## What to work on:
Repeat, without any change, the entries presented below.

(Dataset entries)
• • •
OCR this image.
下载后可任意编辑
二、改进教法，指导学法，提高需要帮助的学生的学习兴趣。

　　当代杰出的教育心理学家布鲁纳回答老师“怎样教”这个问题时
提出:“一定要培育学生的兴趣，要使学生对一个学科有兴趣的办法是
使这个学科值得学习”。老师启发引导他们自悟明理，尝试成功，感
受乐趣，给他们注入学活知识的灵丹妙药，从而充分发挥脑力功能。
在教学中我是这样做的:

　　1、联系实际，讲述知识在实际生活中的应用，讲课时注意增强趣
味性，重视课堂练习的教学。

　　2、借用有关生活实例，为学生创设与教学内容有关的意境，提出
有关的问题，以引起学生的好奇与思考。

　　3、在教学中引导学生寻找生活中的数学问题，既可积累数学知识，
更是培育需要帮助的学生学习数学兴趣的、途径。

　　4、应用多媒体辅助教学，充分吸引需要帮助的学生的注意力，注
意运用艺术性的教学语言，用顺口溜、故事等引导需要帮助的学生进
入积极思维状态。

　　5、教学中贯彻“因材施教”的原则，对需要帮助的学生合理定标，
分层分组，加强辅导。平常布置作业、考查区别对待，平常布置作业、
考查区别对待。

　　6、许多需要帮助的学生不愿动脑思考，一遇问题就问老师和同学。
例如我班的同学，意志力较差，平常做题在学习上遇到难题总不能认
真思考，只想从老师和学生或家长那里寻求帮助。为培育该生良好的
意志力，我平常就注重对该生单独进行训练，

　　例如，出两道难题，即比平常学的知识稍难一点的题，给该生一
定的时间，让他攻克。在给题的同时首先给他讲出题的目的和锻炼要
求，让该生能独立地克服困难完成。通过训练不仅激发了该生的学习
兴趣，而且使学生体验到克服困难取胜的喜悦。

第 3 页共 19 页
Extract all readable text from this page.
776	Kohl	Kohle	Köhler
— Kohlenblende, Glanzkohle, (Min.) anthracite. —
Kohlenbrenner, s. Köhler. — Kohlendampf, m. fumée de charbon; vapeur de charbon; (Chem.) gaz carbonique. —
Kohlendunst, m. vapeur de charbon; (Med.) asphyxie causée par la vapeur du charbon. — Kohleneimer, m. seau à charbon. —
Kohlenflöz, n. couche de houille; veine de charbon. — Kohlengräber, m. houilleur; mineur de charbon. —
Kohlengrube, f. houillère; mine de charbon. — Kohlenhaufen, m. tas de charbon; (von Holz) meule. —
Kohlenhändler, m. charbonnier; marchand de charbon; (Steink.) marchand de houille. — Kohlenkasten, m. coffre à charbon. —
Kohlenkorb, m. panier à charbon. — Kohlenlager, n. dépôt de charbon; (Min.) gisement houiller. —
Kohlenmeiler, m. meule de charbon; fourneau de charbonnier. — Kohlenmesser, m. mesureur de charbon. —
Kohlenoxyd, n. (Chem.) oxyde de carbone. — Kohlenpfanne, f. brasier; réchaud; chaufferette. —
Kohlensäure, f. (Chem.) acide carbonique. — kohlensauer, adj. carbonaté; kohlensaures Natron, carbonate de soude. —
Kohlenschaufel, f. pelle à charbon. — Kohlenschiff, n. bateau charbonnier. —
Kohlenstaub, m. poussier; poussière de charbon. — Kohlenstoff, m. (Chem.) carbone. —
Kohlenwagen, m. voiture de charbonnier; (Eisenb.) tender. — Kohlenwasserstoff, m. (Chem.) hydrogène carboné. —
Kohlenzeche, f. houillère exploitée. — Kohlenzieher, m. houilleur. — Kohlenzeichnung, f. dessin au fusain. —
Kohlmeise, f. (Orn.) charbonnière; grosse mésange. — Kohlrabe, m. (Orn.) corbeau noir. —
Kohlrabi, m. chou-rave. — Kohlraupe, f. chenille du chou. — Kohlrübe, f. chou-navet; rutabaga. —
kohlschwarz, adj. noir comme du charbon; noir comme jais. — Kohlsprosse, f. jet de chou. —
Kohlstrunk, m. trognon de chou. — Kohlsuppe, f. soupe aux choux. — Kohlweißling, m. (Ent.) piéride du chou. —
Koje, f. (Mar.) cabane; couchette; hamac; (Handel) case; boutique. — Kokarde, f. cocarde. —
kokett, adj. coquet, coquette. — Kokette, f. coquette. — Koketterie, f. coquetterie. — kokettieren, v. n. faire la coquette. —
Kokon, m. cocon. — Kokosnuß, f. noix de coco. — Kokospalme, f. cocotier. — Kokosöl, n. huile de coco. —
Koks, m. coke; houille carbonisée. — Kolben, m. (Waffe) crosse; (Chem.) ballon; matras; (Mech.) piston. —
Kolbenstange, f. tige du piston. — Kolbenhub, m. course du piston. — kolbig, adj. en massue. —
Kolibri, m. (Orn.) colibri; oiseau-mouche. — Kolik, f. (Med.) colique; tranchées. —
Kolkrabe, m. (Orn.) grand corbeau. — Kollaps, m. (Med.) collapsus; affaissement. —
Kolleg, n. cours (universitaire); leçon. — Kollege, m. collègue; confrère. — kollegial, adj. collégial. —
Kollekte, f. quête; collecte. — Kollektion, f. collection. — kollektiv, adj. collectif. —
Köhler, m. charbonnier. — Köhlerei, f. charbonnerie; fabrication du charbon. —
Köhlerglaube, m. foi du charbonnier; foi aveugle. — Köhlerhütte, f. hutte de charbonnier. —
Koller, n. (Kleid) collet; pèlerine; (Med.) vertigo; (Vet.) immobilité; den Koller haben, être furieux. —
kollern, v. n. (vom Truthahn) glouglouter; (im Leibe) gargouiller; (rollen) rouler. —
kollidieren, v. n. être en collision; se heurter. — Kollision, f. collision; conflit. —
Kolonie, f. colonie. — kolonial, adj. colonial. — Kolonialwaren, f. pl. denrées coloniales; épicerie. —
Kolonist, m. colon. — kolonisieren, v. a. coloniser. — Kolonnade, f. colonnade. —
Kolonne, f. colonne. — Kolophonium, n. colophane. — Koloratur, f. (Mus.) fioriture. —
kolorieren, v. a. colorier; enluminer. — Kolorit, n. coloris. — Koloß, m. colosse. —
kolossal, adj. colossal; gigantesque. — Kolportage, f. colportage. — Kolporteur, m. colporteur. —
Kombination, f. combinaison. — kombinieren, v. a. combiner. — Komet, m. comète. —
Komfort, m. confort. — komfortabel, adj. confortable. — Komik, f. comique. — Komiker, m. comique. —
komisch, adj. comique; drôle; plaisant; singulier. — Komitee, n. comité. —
• • •
## Response for this exercise:
OCR this image.
下载后可任意编辑
二、改进教法，指导学法，提高需要帮助的学生的学习兴趣。

　　当代杰出的教育心理学家布鲁纳回答老师“怎样教”这个问题时
提出:“一定要培育学生的兴趣，要使学生对一个学科有兴趣的办法是
使这个学科值得学习”。老师启发引导他们自悟明理，尝试成功，感
受乐趣，给他们注入学活知识的灵丹妙药，从而充分发挥脑力功能。
在教学中我是这样做的:

　　1、联系实际，讲述知识在实际生活中的应用，讲课时注意增强趣
味性，重视课堂练习的教学。

　　2、借用有关生活实例，为学生创设与教学内容有关的意境，提出
有关的问题，以引起学生的好奇与思考。

　　3、在教学中引导学生寻找生活中的数学问题，既可积累数学知识，
更是培育需要帮助的学生学习数学兴趣的、途径。

　　4、应用多媒体辅助教学，充分吸引需要帮助的学生的注意力，注
意运用艺术性的教学语言，用顺口溜、故事等引导需要帮助的学生进
入积极思维状态。

　　5、教学中贯彻“因材施教”的原则，对需要帮助的学生合理定标，
分层分组，加强辅导。平常布置作业、考查区别对待，平常布置作业、
考查区别对待。

　　6、许多需要帮助的学生不愿动脑思考，一遇问题就问老师和同学。
例如我班的同学，意志力较差，平常做题在学习上遇到难题总不能认
真思考，只想从老师和学生或家长那里寻求帮助。为培育该生良好的
意志力，我平常就注重对该生单独进行训练，

　　例如，出两道难题，即比平常学的知识稍难一点的题，给该生一
定的时间，让他攻克。在给题的同时首先给他讲出题的目的和锻炼要
求，让该生能独立地克服困难完成。通过训练不仅激发了该生的学习
兴趣，而且使学生体验到克服困难取胜的喜悦。

第 3 页共 19 页
Extract all readable text from this page.
776	Kohl	Kohle	Köhler
— Kohlenblende, Glanzkohle, (Min.) anthracite. —
Kohlenbrenner, s. Köhler. — Kohlendampf, m. fumée de charbon; vapeur de charbon; (Chem.) gaz carbonique. —
Kohlendunst, m. vapeur de charbon; (Med.) asphyxie causée par la vapeur du charbon. — Kohleneimer, m. seau à charbon. —
Kohlenflöz, n. couche de houille; veine de charbon. — Kohlengräber, m. houilleur; mineur de charbon. —
Kohlengrube, f. houillère; mine de charbon. — Kohlenhaufen, m. tas de charbon; (von Holz) meule. —
Kohlenhändler, m. charbonnier; marchand de charbon; (Steink.) marchand de houille. — Kohlenkasten, m. coffre à charbon. —
Kohlenkorb, m. panier à charbon. — Kohlenlager, n. dépôt de charbon; (Min.) gisement houiller. —
Kohlenmeiler, m. meule de charbon; fourneau de charbonnier. — Kohlenmesser, m. mesureur de charbon. —
Kohlenoxyd, n. (Chem.) oxyde de carbone. — Kohlenpfanne, f. brasier; réchaud; chaufferette. —
Kohlensäure, f. (Chem.) acide carbonique. — kohlensauer, adj. carbonaté; kohlensaures Natron, carbonate de soude. —
Kohlenschaufel, f. pelle à charbon. — Kohlenschiff, n. bateau charbonnier. —
Kohlenstaub, m. poussier; poussière de charbon. — Kohlenstoff, m. (Chem.) carbone. —
Kohlenwagen, m. voiture de charbonnier; (Eisenb.) tender. — Kohlenwasserstoff, m. (Chem.) hydrogène carboné. —
Kohlenzeche, f. houillère exploitée. — Kohlenzieher, m. houilleur. — Kohlenzeichnung, f. dessin au fusain. —
Kohlmeise, f. (Orn.) charbonnière; grosse mésange. — Kohlrabe, m. (Orn.) corbeau noir. —
Kohlrabi, m. chou-rave. — Kohlraupe, f. chenille du chou. — Kohlrübe, f. chou-navet; rutabaga. —
kohlschwarz, adj. noir comme du charbon; noir comme jais. — Kohlsprosse, f. jet de chou. —
Kohlstrunk, m. trognon de chou. — Kohlsuppe, f. soupe aux choux. — Kohlweißling, m. (Ent.) piéride du chou. —
Koje, f. (Mar.) cabane; couchette; hamac; (Handel) case; boutique. — Kokarde, f. cocarde. —
kokett, adj. coquet, coquette. — Kokette, f. coquette. — Koketterie, f. coquetterie. — kokettieren, v. n. faire la coquette. —
Kokon, m. cocon. — Kokosnuß, f. noix de coco. — Kokospalme, f. cocotier. — Kokosöl, n. huile de coco. —
Koks, m. coke; houille carbonisée. — Kolben, m. (Waffe) crosse; (Chem.) ballon; matras; (Mech.) piston. —
Kolbenstange, f. tige du piston. — Kolbenhub, m. course du piston. — kolbig, adj. en massue. —
Kolibri, m. (Orn.) colibri; oiseau-mouche. — Kolik, f. (Med.) colique; tranchées. —
Kolkrabe, m. (Orn.) grand corbeau. — Kollaps, m. (Med.) collapsus; affaissement. —
Kolleg, n. cours (universitaire); leçon. — Kollege, m. collègue; confrère. — kollegial, adj. collégial. —
Kollekte, f. quête; collecte. — Kollektion, f. collection. — kollektiv, adj. collectif. —
Köhler, m. charbonnier. — Köhlerei, f. charbonnerie; fabrication du charbon. —
Köhlerglaube, m. foi du charbonnier; foi aveugle. — Köhlerhütte, f. hutte de charbonnier. —
Koller, n. (Kleid) collet; pèlerine; (Med.) vertigo; (Vet.) immobilité; den Koller haben, être furieux. —
kollern, v. n. (vom Truthahn) glouglouter; (im Leibe) gargouiller; (rollen) rouler. —
kollidieren, v. n. être en collision; se heurter. — Kollision, f. collision; conflit. —
Kolonie, f. colonie. — kolonial, adj. colonial. — Kolonialwaren, f. pl. denrées coloniales; épicerie. —
Kolonist, m. colon. — kolonisieren, v. a. coloniser. — Kolonnade, f. colonnade. —
Kolonne, f. colonne. — Kolophonium, n. colophane. — Koloratur, f. (Mus.) fioriture. —
kolorieren, v. a. colorier; enluminer. — Kolorit, n. coloris. — Koloß, m. colosse. —
kolossal, adj. colossal; gigantesque. — Kolportage, f. colportage. — Kolporteur, m. colporteur. —
Kombination, f. combinaison. — kombinieren, v. a. combiner. — Komet, m. comète. —
Komfort, m. confort. — komfortabel, adj. confortable. — Komik, f. comique. — Komiker, m. comique. —
komisch, adj. comique; drôle; plaisant; singulier. — Komitee, n. comité. —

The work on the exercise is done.